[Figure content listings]
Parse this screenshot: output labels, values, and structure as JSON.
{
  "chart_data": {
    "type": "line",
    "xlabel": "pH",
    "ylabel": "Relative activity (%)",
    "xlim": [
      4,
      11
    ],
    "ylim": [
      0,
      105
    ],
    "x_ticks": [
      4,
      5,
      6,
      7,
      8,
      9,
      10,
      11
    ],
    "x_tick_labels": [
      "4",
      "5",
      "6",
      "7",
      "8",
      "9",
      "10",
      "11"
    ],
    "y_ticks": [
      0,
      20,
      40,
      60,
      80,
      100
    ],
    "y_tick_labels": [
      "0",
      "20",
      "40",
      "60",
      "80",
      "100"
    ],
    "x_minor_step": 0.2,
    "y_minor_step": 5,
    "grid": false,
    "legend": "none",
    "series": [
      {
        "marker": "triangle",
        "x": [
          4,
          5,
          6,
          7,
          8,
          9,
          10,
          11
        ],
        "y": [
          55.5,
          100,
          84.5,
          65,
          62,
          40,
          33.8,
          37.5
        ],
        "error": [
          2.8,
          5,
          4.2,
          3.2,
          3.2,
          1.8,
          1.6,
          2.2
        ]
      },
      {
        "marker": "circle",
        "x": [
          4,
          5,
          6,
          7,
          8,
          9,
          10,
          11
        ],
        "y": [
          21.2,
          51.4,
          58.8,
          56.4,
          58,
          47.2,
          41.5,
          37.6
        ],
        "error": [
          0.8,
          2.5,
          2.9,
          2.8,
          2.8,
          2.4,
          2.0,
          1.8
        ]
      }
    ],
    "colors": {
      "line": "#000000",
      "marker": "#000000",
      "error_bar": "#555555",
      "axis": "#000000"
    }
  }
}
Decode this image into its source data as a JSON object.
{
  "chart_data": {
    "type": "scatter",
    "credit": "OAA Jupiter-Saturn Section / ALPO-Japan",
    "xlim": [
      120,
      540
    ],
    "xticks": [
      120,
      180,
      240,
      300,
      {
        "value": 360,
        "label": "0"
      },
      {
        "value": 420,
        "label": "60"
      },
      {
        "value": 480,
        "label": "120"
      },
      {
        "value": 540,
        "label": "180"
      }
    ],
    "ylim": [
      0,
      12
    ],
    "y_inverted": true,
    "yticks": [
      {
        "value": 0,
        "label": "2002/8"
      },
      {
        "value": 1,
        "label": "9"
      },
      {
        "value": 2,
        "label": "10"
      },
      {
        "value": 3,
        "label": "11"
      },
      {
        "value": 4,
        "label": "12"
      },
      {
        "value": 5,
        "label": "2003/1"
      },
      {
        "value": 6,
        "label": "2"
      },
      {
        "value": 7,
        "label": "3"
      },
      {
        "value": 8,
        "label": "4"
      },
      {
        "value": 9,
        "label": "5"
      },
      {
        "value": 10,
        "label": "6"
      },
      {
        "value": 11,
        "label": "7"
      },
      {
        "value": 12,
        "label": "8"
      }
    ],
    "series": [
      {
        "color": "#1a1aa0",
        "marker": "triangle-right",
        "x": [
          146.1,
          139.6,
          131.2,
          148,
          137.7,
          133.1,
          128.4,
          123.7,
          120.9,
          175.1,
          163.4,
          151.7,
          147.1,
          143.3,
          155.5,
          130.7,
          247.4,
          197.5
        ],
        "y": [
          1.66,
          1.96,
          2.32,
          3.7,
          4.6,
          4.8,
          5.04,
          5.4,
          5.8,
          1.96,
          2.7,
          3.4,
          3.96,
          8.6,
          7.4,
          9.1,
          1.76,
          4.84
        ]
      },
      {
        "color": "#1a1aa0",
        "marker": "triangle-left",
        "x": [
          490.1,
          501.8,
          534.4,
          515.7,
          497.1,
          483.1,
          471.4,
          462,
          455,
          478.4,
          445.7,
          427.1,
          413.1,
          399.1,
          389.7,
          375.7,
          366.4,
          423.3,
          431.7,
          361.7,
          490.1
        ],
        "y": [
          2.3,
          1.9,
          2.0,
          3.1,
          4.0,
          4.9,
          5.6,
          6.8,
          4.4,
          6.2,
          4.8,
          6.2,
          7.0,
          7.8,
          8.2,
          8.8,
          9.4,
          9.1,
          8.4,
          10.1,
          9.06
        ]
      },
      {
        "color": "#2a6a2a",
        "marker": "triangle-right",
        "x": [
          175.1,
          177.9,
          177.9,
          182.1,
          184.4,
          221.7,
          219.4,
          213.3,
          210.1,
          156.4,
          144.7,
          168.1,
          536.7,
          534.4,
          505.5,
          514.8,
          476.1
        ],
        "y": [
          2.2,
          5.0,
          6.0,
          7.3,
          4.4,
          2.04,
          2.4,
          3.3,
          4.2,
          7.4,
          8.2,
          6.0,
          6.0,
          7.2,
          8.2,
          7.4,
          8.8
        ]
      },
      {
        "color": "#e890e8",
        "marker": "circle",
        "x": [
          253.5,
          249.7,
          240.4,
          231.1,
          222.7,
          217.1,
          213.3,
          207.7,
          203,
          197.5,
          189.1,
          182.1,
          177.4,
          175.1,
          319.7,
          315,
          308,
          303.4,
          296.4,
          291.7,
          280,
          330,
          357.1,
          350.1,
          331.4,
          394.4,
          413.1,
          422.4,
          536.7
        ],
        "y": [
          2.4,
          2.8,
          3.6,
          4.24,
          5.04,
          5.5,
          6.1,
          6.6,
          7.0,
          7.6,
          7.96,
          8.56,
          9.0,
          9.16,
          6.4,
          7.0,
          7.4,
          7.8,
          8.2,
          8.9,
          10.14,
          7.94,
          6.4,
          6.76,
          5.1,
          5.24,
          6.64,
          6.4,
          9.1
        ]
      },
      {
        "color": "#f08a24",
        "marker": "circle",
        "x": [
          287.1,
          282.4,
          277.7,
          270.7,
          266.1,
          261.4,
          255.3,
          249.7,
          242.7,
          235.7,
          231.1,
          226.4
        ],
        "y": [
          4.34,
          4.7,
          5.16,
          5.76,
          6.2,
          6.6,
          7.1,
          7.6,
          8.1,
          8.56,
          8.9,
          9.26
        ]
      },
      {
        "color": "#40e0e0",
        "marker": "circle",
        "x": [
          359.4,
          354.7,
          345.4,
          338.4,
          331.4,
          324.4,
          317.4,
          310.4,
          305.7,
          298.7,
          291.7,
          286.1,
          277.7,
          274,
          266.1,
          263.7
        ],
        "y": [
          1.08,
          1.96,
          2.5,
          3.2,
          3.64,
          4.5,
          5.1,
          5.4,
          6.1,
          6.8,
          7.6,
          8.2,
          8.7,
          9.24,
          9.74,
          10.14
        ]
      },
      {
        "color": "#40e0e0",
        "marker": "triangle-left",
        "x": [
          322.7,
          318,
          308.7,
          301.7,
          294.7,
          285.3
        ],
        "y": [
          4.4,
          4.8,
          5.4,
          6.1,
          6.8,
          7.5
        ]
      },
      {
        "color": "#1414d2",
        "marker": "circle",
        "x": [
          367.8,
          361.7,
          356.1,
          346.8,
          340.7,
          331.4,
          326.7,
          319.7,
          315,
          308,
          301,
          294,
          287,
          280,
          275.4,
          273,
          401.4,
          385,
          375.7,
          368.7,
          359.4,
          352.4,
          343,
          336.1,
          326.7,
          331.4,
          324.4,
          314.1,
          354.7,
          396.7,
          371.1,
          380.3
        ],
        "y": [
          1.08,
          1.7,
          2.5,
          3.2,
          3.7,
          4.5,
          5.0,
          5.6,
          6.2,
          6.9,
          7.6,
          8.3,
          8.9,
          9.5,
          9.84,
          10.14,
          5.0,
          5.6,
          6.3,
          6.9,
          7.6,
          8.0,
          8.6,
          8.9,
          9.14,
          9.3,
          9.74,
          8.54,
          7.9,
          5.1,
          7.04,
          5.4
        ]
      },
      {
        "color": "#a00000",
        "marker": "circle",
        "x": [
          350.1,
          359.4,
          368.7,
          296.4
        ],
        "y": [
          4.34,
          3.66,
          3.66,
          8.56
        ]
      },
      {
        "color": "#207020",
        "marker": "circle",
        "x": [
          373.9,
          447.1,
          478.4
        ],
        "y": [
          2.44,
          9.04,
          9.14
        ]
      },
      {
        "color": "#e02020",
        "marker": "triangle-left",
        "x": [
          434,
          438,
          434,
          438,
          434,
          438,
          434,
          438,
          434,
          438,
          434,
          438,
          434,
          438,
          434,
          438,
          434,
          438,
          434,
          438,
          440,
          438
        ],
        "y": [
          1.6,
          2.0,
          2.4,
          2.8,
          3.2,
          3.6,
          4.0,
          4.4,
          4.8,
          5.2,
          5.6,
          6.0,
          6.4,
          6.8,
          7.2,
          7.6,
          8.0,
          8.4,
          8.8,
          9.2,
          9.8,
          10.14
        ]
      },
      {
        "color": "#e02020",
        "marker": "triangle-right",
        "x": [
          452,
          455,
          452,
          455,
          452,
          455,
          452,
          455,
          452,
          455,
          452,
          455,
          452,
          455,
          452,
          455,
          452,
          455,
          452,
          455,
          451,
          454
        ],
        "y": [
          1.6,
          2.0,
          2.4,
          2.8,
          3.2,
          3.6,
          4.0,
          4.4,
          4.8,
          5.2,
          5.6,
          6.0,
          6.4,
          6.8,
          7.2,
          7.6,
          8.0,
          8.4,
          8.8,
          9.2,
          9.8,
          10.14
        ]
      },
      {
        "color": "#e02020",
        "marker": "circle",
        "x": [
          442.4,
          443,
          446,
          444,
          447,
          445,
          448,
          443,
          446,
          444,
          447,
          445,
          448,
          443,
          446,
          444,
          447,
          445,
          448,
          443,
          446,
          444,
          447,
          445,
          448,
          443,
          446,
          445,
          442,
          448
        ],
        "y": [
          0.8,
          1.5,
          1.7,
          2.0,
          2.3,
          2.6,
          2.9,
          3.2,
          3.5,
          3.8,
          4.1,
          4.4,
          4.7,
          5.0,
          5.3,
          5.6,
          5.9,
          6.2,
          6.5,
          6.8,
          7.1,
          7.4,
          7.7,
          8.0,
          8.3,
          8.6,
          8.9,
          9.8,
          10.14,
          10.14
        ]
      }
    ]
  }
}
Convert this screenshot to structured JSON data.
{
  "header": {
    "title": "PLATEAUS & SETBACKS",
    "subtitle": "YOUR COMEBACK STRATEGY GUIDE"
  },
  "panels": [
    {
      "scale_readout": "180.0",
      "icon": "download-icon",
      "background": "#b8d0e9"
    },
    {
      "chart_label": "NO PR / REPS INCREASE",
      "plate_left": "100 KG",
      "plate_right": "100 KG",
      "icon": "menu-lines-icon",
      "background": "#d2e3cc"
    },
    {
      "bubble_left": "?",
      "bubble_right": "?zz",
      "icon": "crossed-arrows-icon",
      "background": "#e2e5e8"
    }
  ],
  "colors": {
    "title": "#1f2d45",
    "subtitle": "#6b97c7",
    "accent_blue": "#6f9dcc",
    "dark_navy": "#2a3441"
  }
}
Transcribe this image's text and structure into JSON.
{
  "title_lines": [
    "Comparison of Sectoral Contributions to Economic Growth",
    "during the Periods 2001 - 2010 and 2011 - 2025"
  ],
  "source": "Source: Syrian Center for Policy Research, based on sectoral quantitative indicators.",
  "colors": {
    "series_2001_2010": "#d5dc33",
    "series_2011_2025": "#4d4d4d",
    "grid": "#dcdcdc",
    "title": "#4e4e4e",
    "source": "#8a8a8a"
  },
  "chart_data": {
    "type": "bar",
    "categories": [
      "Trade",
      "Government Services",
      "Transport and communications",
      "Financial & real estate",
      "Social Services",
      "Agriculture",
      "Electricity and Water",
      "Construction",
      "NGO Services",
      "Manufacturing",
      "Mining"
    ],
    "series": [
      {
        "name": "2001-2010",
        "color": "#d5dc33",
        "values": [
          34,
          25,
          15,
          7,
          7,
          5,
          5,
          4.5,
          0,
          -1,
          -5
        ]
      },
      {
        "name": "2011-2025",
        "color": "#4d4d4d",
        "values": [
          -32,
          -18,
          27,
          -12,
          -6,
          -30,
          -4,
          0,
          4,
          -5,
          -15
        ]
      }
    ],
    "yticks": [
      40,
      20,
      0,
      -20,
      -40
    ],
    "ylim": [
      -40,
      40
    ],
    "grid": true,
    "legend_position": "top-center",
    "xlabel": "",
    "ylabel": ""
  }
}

-- The task --
Examine the records and pull out every line where the string "subtitle" occurs.

-- Written solution --
    "subtitle": "YOUR COMEBACK STRATEGY GUIDE"
    "subtitle": "#6b97c7",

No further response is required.